• _GIVEN DATA_:
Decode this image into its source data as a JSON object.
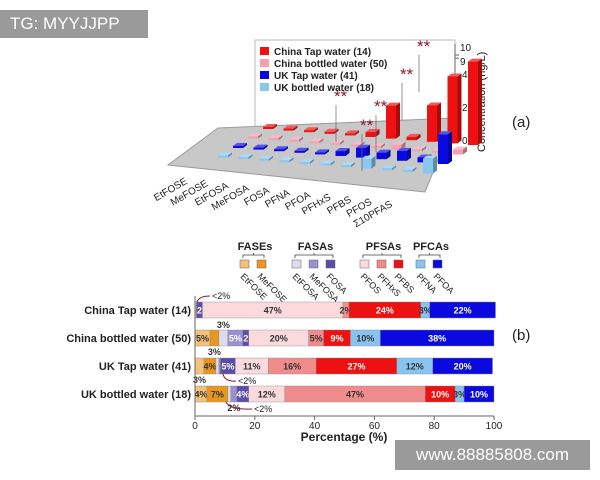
{
  "watermarks": {
    "top_left": "TG: MYYJJPP",
    "bottom_right": "www.88885808.com"
  },
  "panel_labels": {
    "a": "(a)",
    "b": "(b)"
  },
  "colors": {
    "china_tap": "#ee1111",
    "china_bottled": "#f4a0b0",
    "uk_tap": "#0a0ae0",
    "uk_bottled": "#88c8f0",
    "EtFOSE": "#f5c07a",
    "MeFOSE": "#e8961e",
    "EtFOSA": "#dcdcec",
    "MeFOSA": "#9a90d0",
    "FOSA": "#5b4ea8",
    "PFOS": "#fadadd",
    "PFHxS": "#f08c8c",
    "PFBS": "#ee1111",
    "PFNA": "#88c4f0",
    "PFOA": "#0a0ae0"
  },
  "chart_data": [
    {
      "type": "bar",
      "subtype": "3d-grouped",
      "ylabel": "Concentration (ng/L)",
      "yticks": [
        "0",
        "2",
        "4",
        "9",
        "10"
      ],
      "axis_break": true,
      "legend_placement": "top-left",
      "categories": [
        "EtFOSE",
        "MeFOSE",
        "EtFOSA",
        "MeFOSA",
        "FOSA",
        "PFNA",
        "PFOA",
        "PFHxS",
        "PFBS",
        "PFOS",
        "Σ10PFAS"
      ],
      "series": [
        {
          "name": "China Tap water (14)",
          "values": [
            0.1,
            0.1,
            0.1,
            0.1,
            0.1,
            0.3,
            2.0,
            0.2,
            2.2,
            4.3,
            9.5
          ]
        },
        {
          "name": "China bottled water (50)",
          "values": [
            0.05,
            0.05,
            0.05,
            0.05,
            0.05,
            0.05,
            0.05,
            0.3,
            0.05,
            0.05,
            0.3
          ]
        },
        {
          "name": "UK Tap water (41)",
          "values": [
            0.1,
            0.1,
            0.1,
            0.05,
            0.1,
            0.3,
            0.6,
            0.4,
            0.6,
            0.3,
            1.8
          ]
        },
        {
          "name": "UK bottled water (18)",
          "values": [
            0.05,
            0.05,
            0.05,
            0.05,
            0.05,
            0.05,
            0.05,
            0.6,
            0.05,
            0.05,
            0.9
          ]
        }
      ],
      "annotations": [
        {
          "text": "**",
          "category": "PFOA"
        },
        {
          "text": "**",
          "category": "PFHxS"
        },
        {
          "text": "**",
          "category": "PFBS"
        },
        {
          "text": "**",
          "category": "PFOS"
        },
        {
          "text": "**",
          "category": "Σ10PFAS"
        }
      ]
    },
    {
      "type": "bar",
      "subtype": "stacked-horizontal",
      "xlabel": "Percentage (%)",
      "xlim": [
        0,
        100
      ],
      "xticks": [
        "0",
        "20",
        "40",
        "60",
        "80",
        "100"
      ],
      "legend_groups": [
        {
          "name": "FASEs",
          "items": [
            "EtFOSE",
            "MeFOSE"
          ]
        },
        {
          "name": "FASAs",
          "items": [
            "EtFOSA",
            "MeFOSA",
            "FOSA"
          ]
        },
        {
          "name": "PFSAs",
          "items": [
            "PFOS",
            "PFHxS",
            "PFBS"
          ]
        },
        {
          "name": "PFCAs",
          "items": [
            "PFNA",
            "PFOA"
          ]
        }
      ],
      "components": [
        "EtFOSE",
        "MeFOSE",
        "EtFOSA",
        "MeFOSA",
        "FOSA",
        "PFOS",
        "PFHxS",
        "PFBS",
        "PFNA",
        "PFOA"
      ],
      "rows": [
        {
          "name": "China Tap water (14)",
          "values": [
            0.5,
            0,
            0,
            0,
            2,
            47,
            2,
            24,
            3,
            22
          ],
          "labels": [
            "",
            "",
            "",
            "",
            "2",
            "47%",
            "2%",
            "24%",
            "3%",
            "22%"
          ],
          "note": "<2%"
        },
        {
          "name": "China bottled water (50)",
          "values": [
            5,
            3,
            3,
            5,
            2,
            20,
            5,
            9,
            10,
            38
          ],
          "labels": [
            "5%",
            "3%",
            "3%",
            "5%",
            "2",
            "20%",
            "5%",
            "9%",
            "10%",
            "38%"
          ]
        },
        {
          "name": "UK Tap water (41)",
          "values": [
            3,
            4,
            1,
            0.5,
            5,
            11,
            16,
            27,
            12,
            20
          ],
          "labels": [
            "3%",
            "4%",
            "",
            "",
            "5%",
            "11%",
            "16%",
            "27%",
            "12%",
            "20%"
          ],
          "note": "<2%"
        },
        {
          "name": "UK bottled water (18)",
          "values": [
            4,
            7,
            1,
            2,
            4,
            12,
            47,
            10,
            3,
            10
          ],
          "labels": [
            "4%",
            "7%",
            "",
            "2%",
            "4%",
            "12%",
            "47%",
            "10%",
            "3%",
            "10%"
          ],
          "note": "<2%"
        }
      ]
    }
  ]
}
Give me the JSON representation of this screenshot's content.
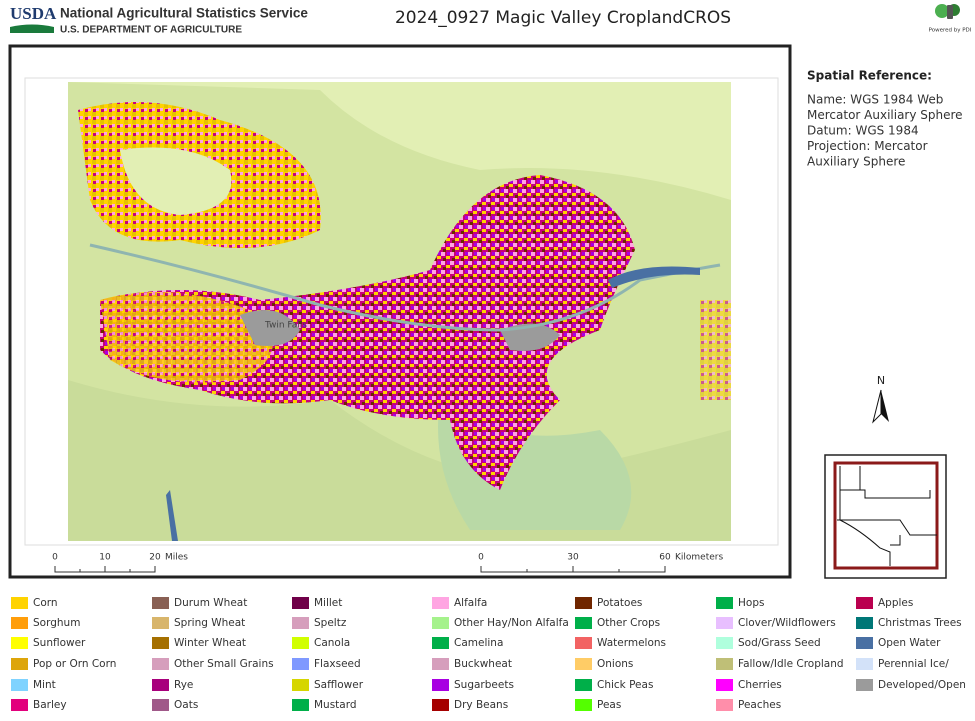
{
  "header": {
    "logo": "USDA",
    "agency": "National Agricultural Statistics Service",
    "department": "U.S. DEPARTMENT OF AGRICULTURE",
    "title": "2024_0927 Magic Valley CroplandCROS",
    "powered_by": "Powered by PDI"
  },
  "spatial_reference": {
    "heading": "Spatial Reference:",
    "lines": [
      "Name: WGS 1984 Web",
      "Mercator Auxiliary Sphere",
      "Datum: WGS 1984",
      "Projection: Mercator",
      "Auxiliary Sphere"
    ]
  },
  "map": {
    "place_label": "Twin Falls",
    "north": "N",
    "scale_miles": {
      "labels": [
        "0",
        "10",
        "20"
      ],
      "unit": "Miles"
    },
    "scale_km": {
      "labels": [
        "0",
        "30",
        "60"
      ],
      "unit": "Kilometers"
    }
  },
  "legend": {
    "columns": [
      [
        {
          "label": "Corn",
          "color": "#ffd300"
        },
        {
          "label": "Sorghum",
          "color": "#ff9e0a"
        },
        {
          "label": "Sunflower",
          "color": "#ffff00"
        },
        {
          "label": "Pop or Orn Corn",
          "color": "#dda50a"
        },
        {
          "label": "Mint",
          "color": "#7fd3ff"
        },
        {
          "label": "Barley",
          "color": "#e2007c"
        }
      ],
      [
        {
          "label": "Durum Wheat",
          "color": "#896054"
        },
        {
          "label": "Spring Wheat",
          "color": "#d8b56b"
        },
        {
          "label": "Winter Wheat",
          "color": "#a57000"
        },
        {
          "label": "Other Small Grains",
          "color": "#d69ebc"
        },
        {
          "label": "Rye",
          "color": "#a8007c"
        },
        {
          "label": "Oats",
          "color": "#a05989"
        }
      ],
      [
        {
          "label": "Millet",
          "color": "#700049"
        },
        {
          "label": "Speltz",
          "color": "#d69ebc"
        },
        {
          "label": "Canola",
          "color": "#d1ff00"
        },
        {
          "label": "Flaxseed",
          "color": "#7f99ff"
        },
        {
          "label": "Safflower",
          "color": "#d6d600"
        },
        {
          "label": "Mustard",
          "color": "#00af49"
        }
      ],
      [
        {
          "label": "Alfalfa",
          "color": "#ffa5e2"
        },
        {
          "label": "Other Hay/Non Alfalfa",
          "color": "#a5f28c"
        },
        {
          "label": "Camelina",
          "color": "#00af49"
        },
        {
          "label": "Buckwheat",
          "color": "#d69ebc"
        },
        {
          "label": "Sugarbeets",
          "color": "#a800e2"
        },
        {
          "label": "Dry Beans",
          "color": "#a50000"
        }
      ],
      [
        {
          "label": "Potatoes",
          "color": "#702600"
        },
        {
          "label": "Other Crops",
          "color": "#00af49"
        },
        {
          "label": "Watermelons",
          "color": "#f26363"
        },
        {
          "label": "Onions",
          "color": "#ffcc66"
        },
        {
          "label": "Chick Peas",
          "color": "#00af49"
        },
        {
          "label": "Peas",
          "color": "#54ff00"
        }
      ],
      [
        {
          "label": "Hops",
          "color": "#00af49"
        },
        {
          "label": "Clover/Wildflowers",
          "color": "#e8bfff"
        },
        {
          "label": "Sod/Grass Seed",
          "color": "#afffdd"
        },
        {
          "label": "Fallow/Idle Cropland",
          "color": "#bfbf77"
        },
        {
          "label": "Cherries",
          "color": "#ff00ff"
        },
        {
          "label": "Peaches",
          "color": "#ff8eaa"
        }
      ],
      [
        {
          "label": "Apples",
          "color": "#ba004f"
        },
        {
          "label": "Christmas Trees",
          "color": "#007777"
        },
        {
          "label": "Open Water",
          "color": "#4970a3"
        },
        {
          "label": "Perennial Ice/",
          "color": "#d3e2f9"
        },
        {
          "label": "Developed/Open",
          "color": "#9b9b9b"
        }
      ]
    ]
  }
}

• _TO BE DONE_:
Pick out the lines containing the string "subtype".

• _FULL OUTPUT_:
      "subtype": "3d-grouped",
      "subtype": "stacked-horizontal",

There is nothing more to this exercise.